> What the exercise asks:
Do any lines in the data below contain "Specific"? If so, copy every one of them.

━━━━

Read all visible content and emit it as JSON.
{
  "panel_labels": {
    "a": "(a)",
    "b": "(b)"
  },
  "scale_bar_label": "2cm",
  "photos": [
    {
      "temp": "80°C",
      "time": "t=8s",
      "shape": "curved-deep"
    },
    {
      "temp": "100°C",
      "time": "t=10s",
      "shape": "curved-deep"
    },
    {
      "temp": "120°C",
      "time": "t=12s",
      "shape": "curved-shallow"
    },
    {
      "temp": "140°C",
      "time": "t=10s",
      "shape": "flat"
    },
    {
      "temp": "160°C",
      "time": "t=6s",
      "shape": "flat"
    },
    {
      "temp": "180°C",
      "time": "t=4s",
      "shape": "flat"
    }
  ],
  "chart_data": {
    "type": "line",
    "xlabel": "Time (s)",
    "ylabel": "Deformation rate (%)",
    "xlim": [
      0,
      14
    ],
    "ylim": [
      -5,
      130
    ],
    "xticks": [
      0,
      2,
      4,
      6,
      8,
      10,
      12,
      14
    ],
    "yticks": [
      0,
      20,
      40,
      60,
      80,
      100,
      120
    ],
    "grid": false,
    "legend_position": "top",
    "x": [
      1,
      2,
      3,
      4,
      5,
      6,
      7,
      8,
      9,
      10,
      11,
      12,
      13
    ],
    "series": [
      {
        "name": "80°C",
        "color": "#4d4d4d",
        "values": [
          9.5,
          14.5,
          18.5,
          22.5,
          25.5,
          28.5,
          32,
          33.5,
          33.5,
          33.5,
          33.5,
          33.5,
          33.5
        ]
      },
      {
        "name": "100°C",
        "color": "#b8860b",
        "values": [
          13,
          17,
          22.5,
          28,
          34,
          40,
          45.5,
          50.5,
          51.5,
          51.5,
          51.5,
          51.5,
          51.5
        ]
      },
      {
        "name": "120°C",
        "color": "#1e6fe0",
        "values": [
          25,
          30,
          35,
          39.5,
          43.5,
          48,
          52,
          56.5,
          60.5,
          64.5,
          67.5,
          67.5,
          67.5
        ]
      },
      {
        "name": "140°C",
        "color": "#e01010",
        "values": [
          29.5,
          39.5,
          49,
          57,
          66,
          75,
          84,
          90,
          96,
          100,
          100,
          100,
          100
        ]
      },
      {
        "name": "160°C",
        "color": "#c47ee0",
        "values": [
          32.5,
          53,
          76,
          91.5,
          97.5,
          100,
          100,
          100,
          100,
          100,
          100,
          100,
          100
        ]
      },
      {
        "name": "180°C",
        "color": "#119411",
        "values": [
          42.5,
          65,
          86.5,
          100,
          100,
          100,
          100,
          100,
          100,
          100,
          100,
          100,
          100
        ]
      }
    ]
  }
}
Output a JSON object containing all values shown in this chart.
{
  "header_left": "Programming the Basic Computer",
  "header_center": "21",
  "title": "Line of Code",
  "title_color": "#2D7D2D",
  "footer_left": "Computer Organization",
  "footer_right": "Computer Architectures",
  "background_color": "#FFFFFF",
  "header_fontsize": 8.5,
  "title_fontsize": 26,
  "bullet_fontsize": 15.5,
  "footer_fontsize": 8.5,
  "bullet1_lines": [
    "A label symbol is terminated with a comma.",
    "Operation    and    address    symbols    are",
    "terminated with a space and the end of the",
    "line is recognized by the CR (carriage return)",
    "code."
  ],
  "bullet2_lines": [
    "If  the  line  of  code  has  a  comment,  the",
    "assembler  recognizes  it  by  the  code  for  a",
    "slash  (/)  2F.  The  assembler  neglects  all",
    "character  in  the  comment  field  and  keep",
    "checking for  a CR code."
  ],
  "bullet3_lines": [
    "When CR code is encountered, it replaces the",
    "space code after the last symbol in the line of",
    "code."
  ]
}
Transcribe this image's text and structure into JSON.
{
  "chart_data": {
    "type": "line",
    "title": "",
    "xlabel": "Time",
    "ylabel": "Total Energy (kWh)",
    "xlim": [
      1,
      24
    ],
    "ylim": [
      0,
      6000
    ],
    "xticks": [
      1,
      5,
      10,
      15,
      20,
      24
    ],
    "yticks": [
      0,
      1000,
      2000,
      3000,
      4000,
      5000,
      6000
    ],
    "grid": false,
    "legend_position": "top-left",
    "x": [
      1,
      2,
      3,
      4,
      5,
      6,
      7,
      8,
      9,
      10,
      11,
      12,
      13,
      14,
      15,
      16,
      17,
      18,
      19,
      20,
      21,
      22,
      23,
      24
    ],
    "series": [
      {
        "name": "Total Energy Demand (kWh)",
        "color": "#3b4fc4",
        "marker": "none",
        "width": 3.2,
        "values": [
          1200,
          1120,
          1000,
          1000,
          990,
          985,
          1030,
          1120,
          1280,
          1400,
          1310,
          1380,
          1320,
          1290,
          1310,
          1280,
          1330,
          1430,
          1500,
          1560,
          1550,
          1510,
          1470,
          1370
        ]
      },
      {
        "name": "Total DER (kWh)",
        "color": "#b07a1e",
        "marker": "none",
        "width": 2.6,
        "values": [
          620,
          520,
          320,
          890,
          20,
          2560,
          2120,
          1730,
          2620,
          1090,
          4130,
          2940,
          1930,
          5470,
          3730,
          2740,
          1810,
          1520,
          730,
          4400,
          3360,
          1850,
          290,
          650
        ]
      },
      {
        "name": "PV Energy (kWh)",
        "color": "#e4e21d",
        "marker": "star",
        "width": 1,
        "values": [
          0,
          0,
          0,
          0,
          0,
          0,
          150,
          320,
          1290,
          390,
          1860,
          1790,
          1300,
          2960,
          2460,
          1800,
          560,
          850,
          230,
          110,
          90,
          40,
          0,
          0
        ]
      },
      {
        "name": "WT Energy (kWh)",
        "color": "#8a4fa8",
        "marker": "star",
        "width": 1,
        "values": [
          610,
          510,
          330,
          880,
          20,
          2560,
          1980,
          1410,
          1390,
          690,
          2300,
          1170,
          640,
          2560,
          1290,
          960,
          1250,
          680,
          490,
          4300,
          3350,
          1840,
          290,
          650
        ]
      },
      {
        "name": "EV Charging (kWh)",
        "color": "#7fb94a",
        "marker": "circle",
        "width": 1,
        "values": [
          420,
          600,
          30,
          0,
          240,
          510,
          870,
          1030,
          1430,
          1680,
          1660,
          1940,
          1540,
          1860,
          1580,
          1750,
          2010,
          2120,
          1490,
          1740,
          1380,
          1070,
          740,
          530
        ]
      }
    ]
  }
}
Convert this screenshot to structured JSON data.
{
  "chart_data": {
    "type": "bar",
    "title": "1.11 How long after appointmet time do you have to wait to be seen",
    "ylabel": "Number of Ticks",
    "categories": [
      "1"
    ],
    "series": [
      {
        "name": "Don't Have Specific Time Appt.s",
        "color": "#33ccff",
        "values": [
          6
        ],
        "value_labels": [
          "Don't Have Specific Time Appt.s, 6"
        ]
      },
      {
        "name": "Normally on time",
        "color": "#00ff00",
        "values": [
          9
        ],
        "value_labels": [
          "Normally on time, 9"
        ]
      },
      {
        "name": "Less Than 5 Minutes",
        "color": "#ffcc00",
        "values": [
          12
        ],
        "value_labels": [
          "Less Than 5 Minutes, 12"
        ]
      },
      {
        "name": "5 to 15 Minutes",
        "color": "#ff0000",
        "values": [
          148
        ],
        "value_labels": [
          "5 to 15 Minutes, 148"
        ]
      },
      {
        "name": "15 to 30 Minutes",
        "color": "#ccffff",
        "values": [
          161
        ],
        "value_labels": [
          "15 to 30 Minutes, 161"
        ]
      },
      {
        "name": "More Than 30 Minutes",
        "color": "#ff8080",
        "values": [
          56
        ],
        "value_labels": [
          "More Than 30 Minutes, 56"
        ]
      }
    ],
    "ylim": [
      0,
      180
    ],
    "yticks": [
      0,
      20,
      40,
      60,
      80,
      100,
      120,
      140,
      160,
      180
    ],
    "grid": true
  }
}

━━━━

> The result:
        "name": "Don't Have Specific Time Appt.s",
          "Don't Have Specific Time Appt.s, 6"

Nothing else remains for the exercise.